Input for this task:
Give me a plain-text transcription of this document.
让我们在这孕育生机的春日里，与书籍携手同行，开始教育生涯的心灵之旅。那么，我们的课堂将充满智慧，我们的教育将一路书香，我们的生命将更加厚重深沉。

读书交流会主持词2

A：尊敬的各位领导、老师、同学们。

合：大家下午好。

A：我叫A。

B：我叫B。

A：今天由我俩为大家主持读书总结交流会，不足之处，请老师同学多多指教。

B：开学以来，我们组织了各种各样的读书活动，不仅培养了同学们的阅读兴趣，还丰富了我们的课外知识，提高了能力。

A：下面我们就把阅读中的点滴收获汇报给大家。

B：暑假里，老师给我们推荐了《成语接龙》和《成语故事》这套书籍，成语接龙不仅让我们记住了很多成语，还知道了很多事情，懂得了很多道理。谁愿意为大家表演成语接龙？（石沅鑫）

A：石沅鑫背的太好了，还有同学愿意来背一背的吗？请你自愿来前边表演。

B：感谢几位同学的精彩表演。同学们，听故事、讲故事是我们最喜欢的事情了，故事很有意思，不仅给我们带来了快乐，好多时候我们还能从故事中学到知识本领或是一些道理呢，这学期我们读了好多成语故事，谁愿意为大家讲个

Stated problem:
Each line of the material should be duplicated exactly, please.

Final result:
Give me a plain-text transcription of this document.
让我们在这孕育生机的春日里，与书籍携手同行，开始教育生涯的心灵之旅。那么，我们的课堂将充满智慧，我们的教育将一路书香，我们的生命将更加厚重深沉。

读书交流会主持词2

A：尊敬的各位领导、老师、同学们。

合：大家下午好。

A：我叫A。

B：我叫B。

A：今天由我俩为大家主持读书总结交流会，不足之处，请老师同学多多指教。

B：开学以来，我们组织了各种各样的读书活动，不仅培养了同学们的阅读兴趣，还丰富了我们的课外知识，提高了能力。

A：下面我们就把阅读中的点滴收获汇报给大家。

B：暑假里，老师给我们推荐了《成语接龙》和《成语故事》这套书籍，成语接龙不仅让我们记住了很多成语，还知道了很多事情，懂得了很多道理。谁愿意为大家表演成语接龙？（石沅鑫）

A：石沅鑫背的太好了，还有同学愿意来背一背的吗？请你自愿来前边表演。

B：感谢几位同学的精彩表演。同学们，听故事、讲故事是我们最喜欢的事情了，故事很有意思，不仅给我们带来了快乐，好多时候我们还能从故事中学到知识本领或是一些道理呢，这学期我们读了好多成语故事，谁愿意为大家讲个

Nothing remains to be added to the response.